**Brief:**
Count the rows that contain the string "congestion", and reply with only the number.

**Element box records:**
•••••

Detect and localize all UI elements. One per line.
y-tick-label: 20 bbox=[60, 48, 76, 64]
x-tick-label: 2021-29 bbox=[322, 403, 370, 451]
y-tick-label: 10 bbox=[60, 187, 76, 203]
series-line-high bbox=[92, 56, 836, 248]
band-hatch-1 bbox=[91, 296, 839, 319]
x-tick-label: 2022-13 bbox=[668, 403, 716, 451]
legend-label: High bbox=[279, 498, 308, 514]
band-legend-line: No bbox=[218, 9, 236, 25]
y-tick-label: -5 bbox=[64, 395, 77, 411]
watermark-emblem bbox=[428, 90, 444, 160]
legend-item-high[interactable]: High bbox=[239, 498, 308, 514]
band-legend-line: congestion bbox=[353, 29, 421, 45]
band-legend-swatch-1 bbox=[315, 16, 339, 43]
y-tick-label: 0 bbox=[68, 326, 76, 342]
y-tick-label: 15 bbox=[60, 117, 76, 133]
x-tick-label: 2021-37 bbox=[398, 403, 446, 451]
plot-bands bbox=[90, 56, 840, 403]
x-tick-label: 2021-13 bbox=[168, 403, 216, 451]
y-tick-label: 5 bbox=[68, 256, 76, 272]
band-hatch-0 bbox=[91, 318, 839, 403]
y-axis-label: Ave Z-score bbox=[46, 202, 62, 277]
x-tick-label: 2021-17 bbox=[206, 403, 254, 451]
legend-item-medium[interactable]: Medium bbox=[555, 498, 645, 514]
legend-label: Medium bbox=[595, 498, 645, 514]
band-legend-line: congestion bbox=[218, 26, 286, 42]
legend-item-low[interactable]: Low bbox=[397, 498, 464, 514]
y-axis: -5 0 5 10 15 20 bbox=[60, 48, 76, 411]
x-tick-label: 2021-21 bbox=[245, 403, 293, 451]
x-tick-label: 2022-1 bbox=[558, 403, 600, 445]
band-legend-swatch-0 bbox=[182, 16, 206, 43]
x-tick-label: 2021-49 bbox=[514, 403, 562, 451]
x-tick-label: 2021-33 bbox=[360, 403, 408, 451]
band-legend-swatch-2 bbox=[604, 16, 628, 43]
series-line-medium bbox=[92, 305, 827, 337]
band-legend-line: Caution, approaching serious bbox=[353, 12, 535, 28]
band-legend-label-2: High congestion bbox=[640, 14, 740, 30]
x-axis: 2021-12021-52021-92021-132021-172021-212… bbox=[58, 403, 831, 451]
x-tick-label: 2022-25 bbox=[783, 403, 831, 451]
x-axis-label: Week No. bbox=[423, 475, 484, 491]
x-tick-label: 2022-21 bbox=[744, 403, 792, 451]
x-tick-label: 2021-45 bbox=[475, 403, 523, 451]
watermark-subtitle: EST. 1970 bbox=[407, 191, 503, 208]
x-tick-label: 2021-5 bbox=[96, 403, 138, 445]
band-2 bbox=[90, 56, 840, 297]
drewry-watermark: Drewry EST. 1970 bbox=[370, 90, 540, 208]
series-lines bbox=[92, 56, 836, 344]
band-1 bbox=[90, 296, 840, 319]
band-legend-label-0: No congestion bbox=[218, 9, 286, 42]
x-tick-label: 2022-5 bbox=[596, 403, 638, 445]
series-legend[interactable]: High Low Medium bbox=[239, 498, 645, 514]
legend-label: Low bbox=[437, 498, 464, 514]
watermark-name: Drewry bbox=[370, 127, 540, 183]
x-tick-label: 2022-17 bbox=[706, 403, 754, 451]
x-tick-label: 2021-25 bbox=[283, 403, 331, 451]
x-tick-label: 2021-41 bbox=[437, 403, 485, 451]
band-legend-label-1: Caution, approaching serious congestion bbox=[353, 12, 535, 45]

•••••

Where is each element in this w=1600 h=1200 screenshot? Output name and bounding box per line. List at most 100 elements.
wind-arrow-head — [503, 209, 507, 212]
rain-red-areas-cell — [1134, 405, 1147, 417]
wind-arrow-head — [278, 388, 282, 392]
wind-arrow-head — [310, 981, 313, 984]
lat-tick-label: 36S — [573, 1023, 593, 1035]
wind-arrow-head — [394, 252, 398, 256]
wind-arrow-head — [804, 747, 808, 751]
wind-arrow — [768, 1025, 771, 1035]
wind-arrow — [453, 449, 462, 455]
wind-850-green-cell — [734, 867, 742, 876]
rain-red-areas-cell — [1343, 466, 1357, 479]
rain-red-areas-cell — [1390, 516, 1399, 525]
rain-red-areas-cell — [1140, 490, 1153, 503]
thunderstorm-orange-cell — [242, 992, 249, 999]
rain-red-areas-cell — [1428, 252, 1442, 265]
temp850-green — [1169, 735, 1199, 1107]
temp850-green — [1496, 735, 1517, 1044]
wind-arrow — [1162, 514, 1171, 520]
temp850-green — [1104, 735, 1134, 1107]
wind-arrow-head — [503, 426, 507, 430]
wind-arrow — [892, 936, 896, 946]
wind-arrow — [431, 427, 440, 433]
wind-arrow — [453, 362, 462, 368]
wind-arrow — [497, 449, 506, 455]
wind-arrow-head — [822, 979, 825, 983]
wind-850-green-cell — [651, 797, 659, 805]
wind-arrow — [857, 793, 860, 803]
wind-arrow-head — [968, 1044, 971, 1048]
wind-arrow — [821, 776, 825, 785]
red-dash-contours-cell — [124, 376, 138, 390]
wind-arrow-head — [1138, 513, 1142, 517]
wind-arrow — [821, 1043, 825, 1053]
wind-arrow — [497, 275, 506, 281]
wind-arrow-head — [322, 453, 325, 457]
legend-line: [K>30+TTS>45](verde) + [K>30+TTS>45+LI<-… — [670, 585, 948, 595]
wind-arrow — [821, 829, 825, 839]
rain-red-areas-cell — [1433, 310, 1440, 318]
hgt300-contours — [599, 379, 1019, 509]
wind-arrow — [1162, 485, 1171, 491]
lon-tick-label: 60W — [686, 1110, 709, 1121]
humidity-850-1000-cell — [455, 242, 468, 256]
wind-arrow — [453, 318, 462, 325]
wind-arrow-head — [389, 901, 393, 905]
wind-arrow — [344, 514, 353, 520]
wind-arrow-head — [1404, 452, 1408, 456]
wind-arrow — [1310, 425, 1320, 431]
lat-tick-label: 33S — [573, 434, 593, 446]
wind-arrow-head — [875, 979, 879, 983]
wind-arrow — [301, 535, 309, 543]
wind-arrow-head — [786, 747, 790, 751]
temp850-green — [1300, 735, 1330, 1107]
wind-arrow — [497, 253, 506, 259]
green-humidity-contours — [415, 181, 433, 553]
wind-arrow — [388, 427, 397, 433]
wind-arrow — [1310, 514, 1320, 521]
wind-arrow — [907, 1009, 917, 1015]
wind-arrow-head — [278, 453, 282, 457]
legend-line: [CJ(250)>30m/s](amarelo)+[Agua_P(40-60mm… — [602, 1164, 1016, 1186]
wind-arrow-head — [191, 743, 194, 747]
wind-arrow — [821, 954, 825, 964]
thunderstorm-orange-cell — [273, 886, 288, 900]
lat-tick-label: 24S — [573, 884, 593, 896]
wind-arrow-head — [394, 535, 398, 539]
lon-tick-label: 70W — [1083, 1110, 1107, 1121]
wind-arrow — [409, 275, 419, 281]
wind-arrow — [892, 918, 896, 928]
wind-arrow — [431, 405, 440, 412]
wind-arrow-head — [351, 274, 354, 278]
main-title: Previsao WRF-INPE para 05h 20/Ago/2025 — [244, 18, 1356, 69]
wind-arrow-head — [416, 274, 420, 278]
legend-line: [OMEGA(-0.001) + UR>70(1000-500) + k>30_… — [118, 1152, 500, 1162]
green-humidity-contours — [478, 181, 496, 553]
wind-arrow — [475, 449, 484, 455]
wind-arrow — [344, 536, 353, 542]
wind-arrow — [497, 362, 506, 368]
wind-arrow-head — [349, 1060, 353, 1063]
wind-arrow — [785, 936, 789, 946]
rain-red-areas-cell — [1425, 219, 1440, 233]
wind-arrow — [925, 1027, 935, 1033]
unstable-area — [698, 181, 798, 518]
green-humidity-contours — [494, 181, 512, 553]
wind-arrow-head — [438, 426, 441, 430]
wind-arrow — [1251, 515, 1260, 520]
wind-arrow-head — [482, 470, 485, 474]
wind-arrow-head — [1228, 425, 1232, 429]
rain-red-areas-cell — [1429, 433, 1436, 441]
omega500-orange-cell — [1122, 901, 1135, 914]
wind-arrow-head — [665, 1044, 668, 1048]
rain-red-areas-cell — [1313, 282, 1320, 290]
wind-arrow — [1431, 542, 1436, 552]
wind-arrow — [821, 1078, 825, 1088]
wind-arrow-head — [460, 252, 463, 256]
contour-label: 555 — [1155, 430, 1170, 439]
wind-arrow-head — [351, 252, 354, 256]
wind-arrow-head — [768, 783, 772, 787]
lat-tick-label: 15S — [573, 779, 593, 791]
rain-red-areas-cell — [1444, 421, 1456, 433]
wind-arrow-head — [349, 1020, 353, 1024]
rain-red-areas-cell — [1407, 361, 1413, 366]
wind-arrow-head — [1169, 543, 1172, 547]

•••••

**Right answer:**
5